What is being asked -
Copy out every line exactly, passing over the pictures.

Extracted data -

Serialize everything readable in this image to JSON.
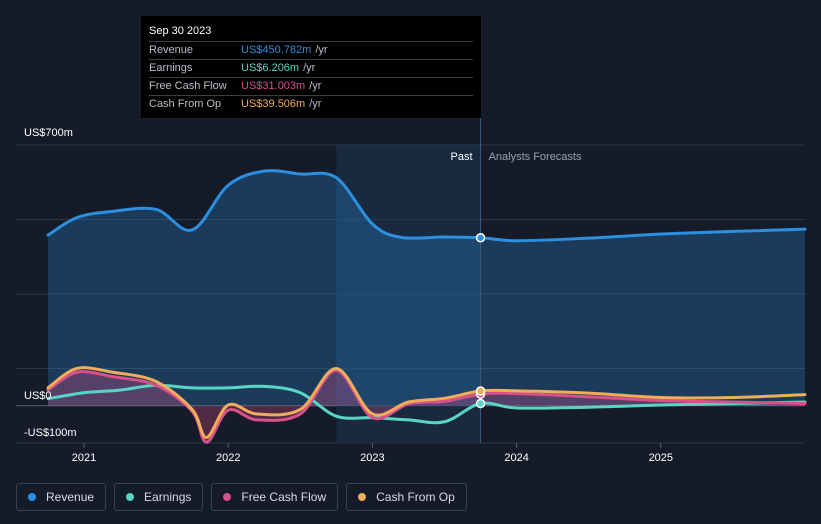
{
  "tooltip": {
    "date": "Sep 30 2023",
    "rows": [
      {
        "label": "Revenue",
        "value": "US$450.782m",
        "unit": "/yr",
        "color": "#2d8fe0"
      },
      {
        "label": "Earnings",
        "value": "US$6.206m",
        "unit": "/yr",
        "color": "#58d6c4"
      },
      {
        "label": "Free Cash Flow",
        "value": "US$31.003m",
        "unit": "/yr",
        "color": "#d9508a"
      },
      {
        "label": "Cash From Op",
        "value": "US$39.506m",
        "unit": "/yr",
        "color": "#f0ad5a"
      }
    ]
  },
  "legend": [
    {
      "label": "Revenue",
      "color": "#2d8fe0"
    },
    {
      "label": "Earnings",
      "color": "#58d6c4"
    },
    {
      "label": "Free Cash Flow",
      "color": "#d9508a"
    },
    {
      "label": "Cash From Op",
      "color": "#f0ad5a"
    }
  ],
  "chart_data": {
    "type": "area",
    "y_axis_labels": {
      "top": "US$700m",
      "zero": "US$0",
      "bottom": "-US$100m"
    },
    "ylim": [
      -100,
      700
    ],
    "xlim": [
      2020.7,
      2026.0
    ],
    "x_ticks": [
      {
        "value": 2021,
        "label": "2021"
      },
      {
        "value": 2022,
        "label": "2022"
      },
      {
        "value": 2023,
        "label": "2023"
      },
      {
        "value": 2024,
        "label": "2024"
      },
      {
        "value": 2025,
        "label": "2025"
      }
    ],
    "past_label": "Past",
    "forecast_label": "Analysts Forecasts",
    "divider_x": 2023.75,
    "highlight_start": 2022.75,
    "grid": true,
    "series": [
      {
        "name": "Revenue",
        "color": "#2d8fe0",
        "area": true,
        "points": [
          [
            2020.75,
            458
          ],
          [
            2020.95,
            505
          ],
          [
            2021.2,
            522
          ],
          [
            2021.5,
            527
          ],
          [
            2021.75,
            472
          ],
          [
            2022.0,
            592
          ],
          [
            2022.25,
            630
          ],
          [
            2022.5,
            622
          ],
          [
            2022.75,
            612
          ],
          [
            2023.0,
            488
          ],
          [
            2023.2,
            452
          ],
          [
            2023.5,
            453
          ],
          [
            2023.75,
            451
          ],
          [
            2024.0,
            443
          ],
          [
            2024.5,
            450
          ],
          [
            2025.0,
            461
          ],
          [
            2025.5,
            468
          ],
          [
            2026.0,
            474
          ]
        ]
      },
      {
        "name": "Earnings",
        "color": "#58d6c4",
        "points": [
          [
            2020.75,
            19
          ],
          [
            2021.0,
            35
          ],
          [
            2021.25,
            42
          ],
          [
            2021.5,
            55
          ],
          [
            2021.75,
            48
          ],
          [
            2022.0,
            48
          ],
          [
            2022.25,
            52
          ],
          [
            2022.5,
            35
          ],
          [
            2022.75,
            -28
          ],
          [
            2023.0,
            -32
          ],
          [
            2023.25,
            -38
          ],
          [
            2023.5,
            -43
          ],
          [
            2023.75,
            6
          ],
          [
            2024.0,
            -6
          ],
          [
            2024.5,
            -4
          ],
          [
            2025.0,
            2
          ],
          [
            2025.5,
            6
          ],
          [
            2026.0,
            10
          ]
        ]
      },
      {
        "name": "Free Cash Flow",
        "color": "#d9508a",
        "area": true,
        "points": [
          [
            2020.75,
            42
          ],
          [
            2020.95,
            90
          ],
          [
            2021.2,
            78
          ],
          [
            2021.5,
            55
          ],
          [
            2021.75,
            -15
          ],
          [
            2021.85,
            -98
          ],
          [
            2022.0,
            -12
          ],
          [
            2022.2,
            -38
          ],
          [
            2022.5,
            -22
          ],
          [
            2022.75,
            95
          ],
          [
            2023.0,
            -32
          ],
          [
            2023.25,
            5
          ],
          [
            2023.5,
            12
          ],
          [
            2023.75,
            31
          ],
          [
            2024.0,
            33
          ],
          [
            2024.5,
            24
          ],
          [
            2025.0,
            14
          ],
          [
            2025.5,
            10
          ],
          [
            2026.0,
            6
          ]
        ]
      },
      {
        "name": "Cash From Op",
        "color": "#f0ad5a",
        "points": [
          [
            2020.75,
            48
          ],
          [
            2020.95,
            100
          ],
          [
            2021.2,
            90
          ],
          [
            2021.5,
            65
          ],
          [
            2021.75,
            -10
          ],
          [
            2021.85,
            -85
          ],
          [
            2022.0,
            2
          ],
          [
            2022.2,
            -22
          ],
          [
            2022.5,
            -10
          ],
          [
            2022.75,
            100
          ],
          [
            2023.0,
            -22
          ],
          [
            2023.25,
            10
          ],
          [
            2023.5,
            20
          ],
          [
            2023.75,
            39.5
          ],
          [
            2024.0,
            40
          ],
          [
            2024.5,
            34
          ],
          [
            2025.0,
            22
          ],
          [
            2025.5,
            22
          ],
          [
            2026.0,
            30
          ]
        ]
      }
    ],
    "markers_at": 2023.75
  }
}
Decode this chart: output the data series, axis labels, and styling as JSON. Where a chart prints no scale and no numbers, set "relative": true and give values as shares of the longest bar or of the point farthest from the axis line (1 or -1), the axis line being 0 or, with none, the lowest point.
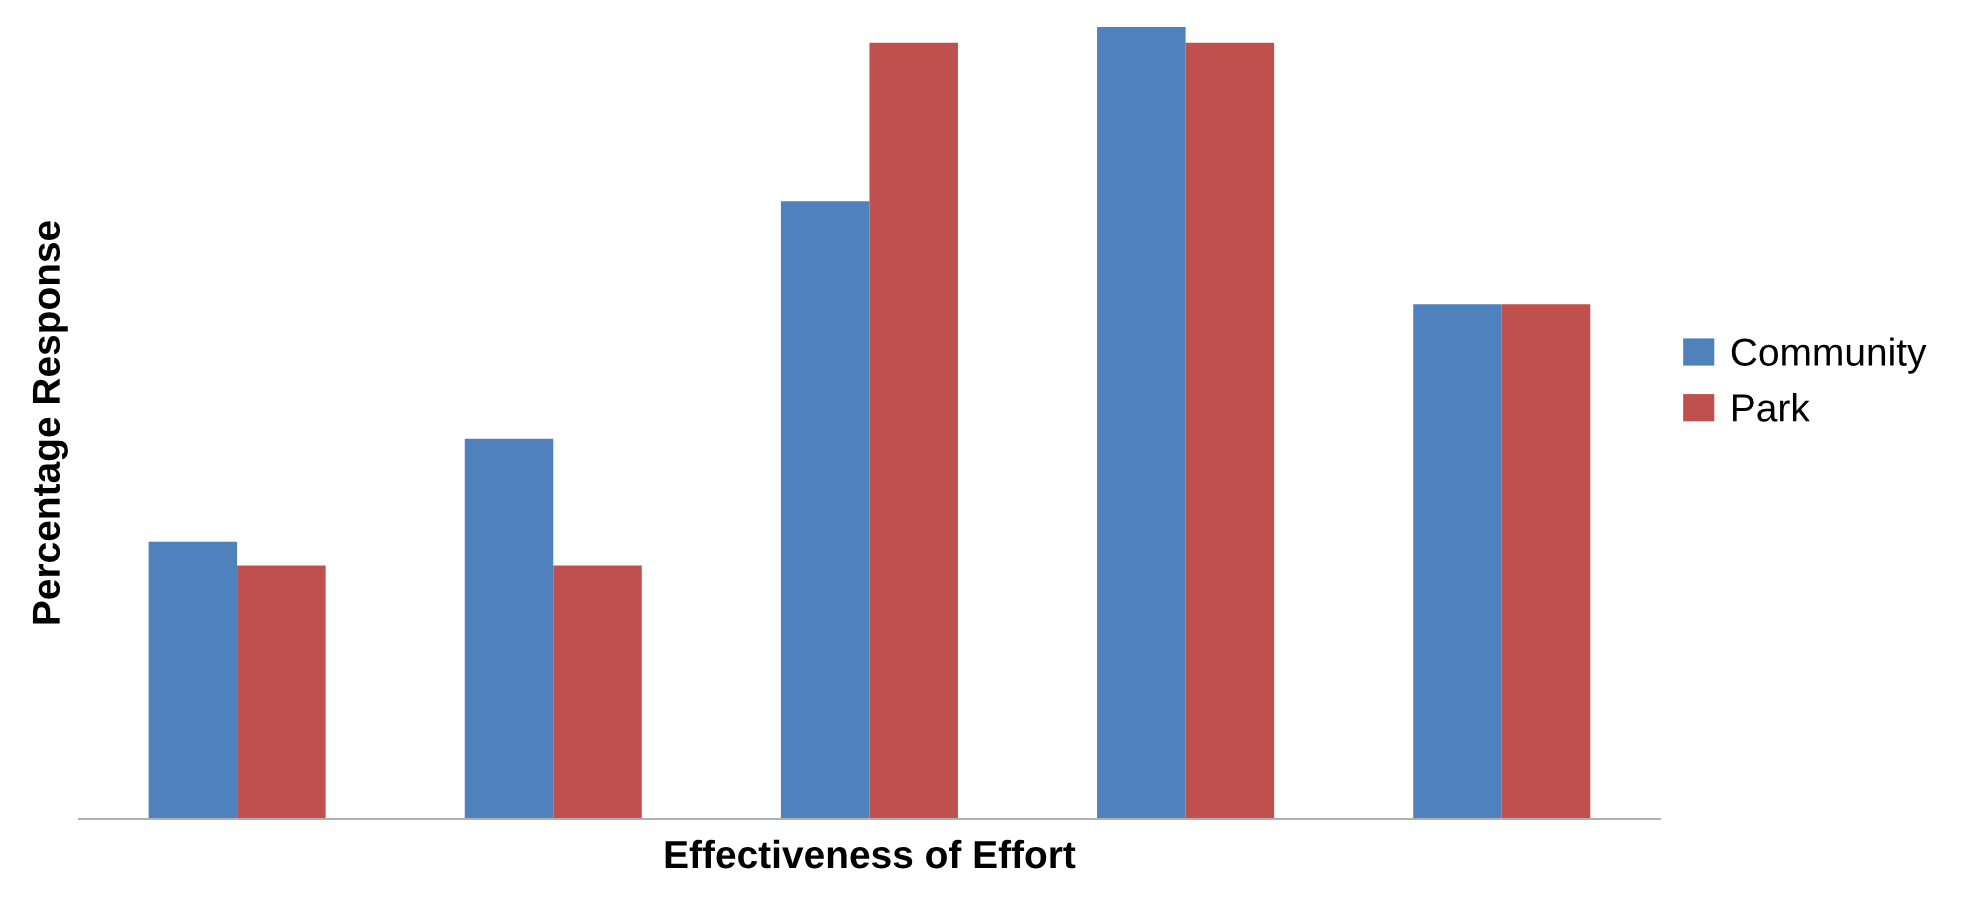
{
  "chart_data": {
    "type": "bar",
    "relative": true,
    "xlabel": "Effectiveness of Effort",
    "ylabel": "Percentage Response",
    "categories": [
      null,
      null,
      null,
      null,
      null
    ],
    "series": [
      {
        "name": "Community",
        "color": "#4f81bd",
        "values": [
          0.35,
          0.48,
          0.78,
          1,
          0.65
        ]
      },
      {
        "name": "Park",
        "color": "#c0504d",
        "values": [
          0.32,
          0.32,
          0.98,
          0.98,
          0.65
        ]
      }
    ],
    "legend": "right",
    "grid": false
  }
}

Complete output -
Serialize everything readable in this image to JSON.
{
  "tooltip": {
    "date": "Sep 30 2023",
    "rows": [
      {
        "label": "Revenue",
        "value": "US$450.782m",
        "unit": "/yr",
        "color": "#2d8fe0"
      },
      {
        "label": "Earnings",
        "value": "US$6.206m",
        "unit": "/yr",
        "color": "#58d6c4"
      },
      {
        "label": "Free Cash Flow",
        "value": "US$31.003m",
        "unit": "/yr",
        "color": "#d9508a"
      },
      {
        "label": "Cash From Op",
        "value": "US$39.506m",
        "unit": "/yr",
        "color": "#f0ad5a"
      }
    ]
  },
  "legend": [
    {
      "label": "Revenue",
      "color": "#2d8fe0"
    },
    {
      "label": "Earnings",
      "color": "#58d6c4"
    },
    {
      "label": "Free Cash Flow",
      "color": "#d9508a"
    },
    {
      "label": "Cash From Op",
      "color": "#f0ad5a"
    }
  ],
  "chart_data": {
    "type": "area",
    "y_axis_labels": {
      "top": "US$700m",
      "zero": "US$0",
      "bottom": "-US$100m"
    },
    "ylim": [
      -100,
      700
    ],
    "xlim": [
      2020.7,
      2026.0
    ],
    "x_ticks": [
      {
        "value": 2021,
        "label": "2021"
      },
      {
        "value": 2022,
        "label": "2022"
      },
      {
        "value": 2023,
        "label": "2023"
      },
      {
        "value": 2024,
        "label": "2024"
      },
      {
        "value": 2025,
        "label": "2025"
      }
    ],
    "past_label": "Past",
    "forecast_label": "Analysts Forecasts",
    "divider_x": 2023.75,
    "highlight_start": 2022.75,
    "grid": true,
    "series": [
      {
        "name": "Revenue",
        "color": "#2d8fe0",
        "area": true,
        "points": [
          [
            2020.75,
            458
          ],
          [
            2020.95,
            505
          ],
          [
            2021.2,
            522
          ],
          [
            2021.5,
            527
          ],
          [
            2021.75,
            472
          ],
          [
            2022.0,
            592
          ],
          [
            2022.25,
            630
          ],
          [
            2022.5,
            622
          ],
          [
            2022.75,
            612
          ],
          [
            2023.0,
            488
          ],
          [
            2023.2,
            452
          ],
          [
            2023.5,
            453
          ],
          [
            2023.75,
            451
          ],
          [
            2024.0,
            443
          ],
          [
            2024.5,
            450
          ],
          [
            2025.0,
            461
          ],
          [
            2025.5,
            468
          ],
          [
            2026.0,
            474
          ]
        ]
      },
      {
        "name": "Earnings",
        "color": "#58d6c4",
        "points": [
          [
            2020.75,
            19
          ],
          [
            2021.0,
            35
          ],
          [
            2021.25,
            42
          ],
          [
            2021.5,
            55
          ],
          [
            2021.75,
            48
          ],
          [
            2022.0,
            48
          ],
          [
            2022.25,
            52
          ],
          [
            2022.5,
            35
          ],
          [
            2022.75,
            -28
          ],
          [
            2023.0,
            -32
          ],
          [
            2023.25,
            -38
          ],
          [
            2023.5,
            -43
          ],
          [
            2023.75,
            6
          ],
          [
            2024.0,
            -6
          ],
          [
            2024.5,
            -4
          ],
          [
            2025.0,
            2
          ],
          [
            2025.5,
            6
          ],
          [
            2026.0,
            10
          ]
        ]
      },
      {
        "name": "Free Cash Flow",
        "color": "#d9508a",
        "area": true,
        "points": [
          [
            2020.75,
            42
          ],
          [
            2020.95,
            90
          ],
          [
            2021.2,
            78
          ],
          [
            2021.5,
            55
          ],
          [
            2021.75,
            -15
          ],
          [
            2021.85,
            -98
          ],
          [
            2022.0,
            -12
          ],
          [
            2022.2,
            -38
          ],
          [
            2022.5,
            -22
          ],
          [
            2022.75,
            95
          ],
          [
            2023.0,
            -32
          ],
          [
            2023.25,
            5
          ],
          [
            2023.5,
            12
          ],
          [
            2023.75,
            31
          ],
          [
            2024.0,
            33
          ],
          [
            2024.5,
            24
          ],
          [
            2025.0,
            14
          ],
          [
            2025.5,
            10
          ],
          [
            2026.0,
            6
          ]
        ]
      },
      {
        "name": "Cash From Op",
        "color": "#f0ad5a",
        "points": [
          [
            2020.75,
            48
          ],
          [
            2020.95,
            100
          ],
          [
            2021.2,
            90
          ],
          [
            2021.5,
            65
          ],
          [
            2021.75,
            -10
          ],
          [
            2021.85,
            -85
          ],
          [
            2022.0,
            2
          ],
          [
            2022.2,
            -22
          ],
          [
            2022.5,
            -10
          ],
          [
            2022.75,
            100
          ],
          [
            2023.0,
            -22
          ],
          [
            2023.25,
            10
          ],
          [
            2023.5,
            20
          ],
          [
            2023.75,
            39.5
          ],
          [
            2024.0,
            40
          ],
          [
            2024.5,
            34
          ],
          [
            2025.0,
            22
          ],
          [
            2025.5,
            22
          ],
          [
            2026.0,
            30
          ]
        ]
      }
    ],
    "markers_at": 2023.75
  }
}
Decode this chart: output the data series, axis labels, and styling as JSON. Where a chart prints no scale and no numbers, set "relative": true and give values as shares of the longest bar or of the point farthest from the axis line (1 or -1), the axis line being 0 or, with none, the lowest point.
{
  "chart_data": {
    "type": "bar",
    "relative": true,
    "xlabel": "Effectiveness of Effort",
    "ylabel": "Percentage Response",
    "categories": [
      null,
      null,
      null,
      null,
      null
    ],
    "series": [
      {
        "name": "Community",
        "color": "#4f81bd",
        "values": [
          0.35,
          0.48,
          0.78,
          1,
          0.65
        ]
      },
      {
        "name": "Park",
        "color": "#c0504d",
        "values": [
          0.32,
          0.32,
          0.98,
          0.98,
          0.65
        ]
      }
    ],
    "legend": "right",
    "grid": false
  }
}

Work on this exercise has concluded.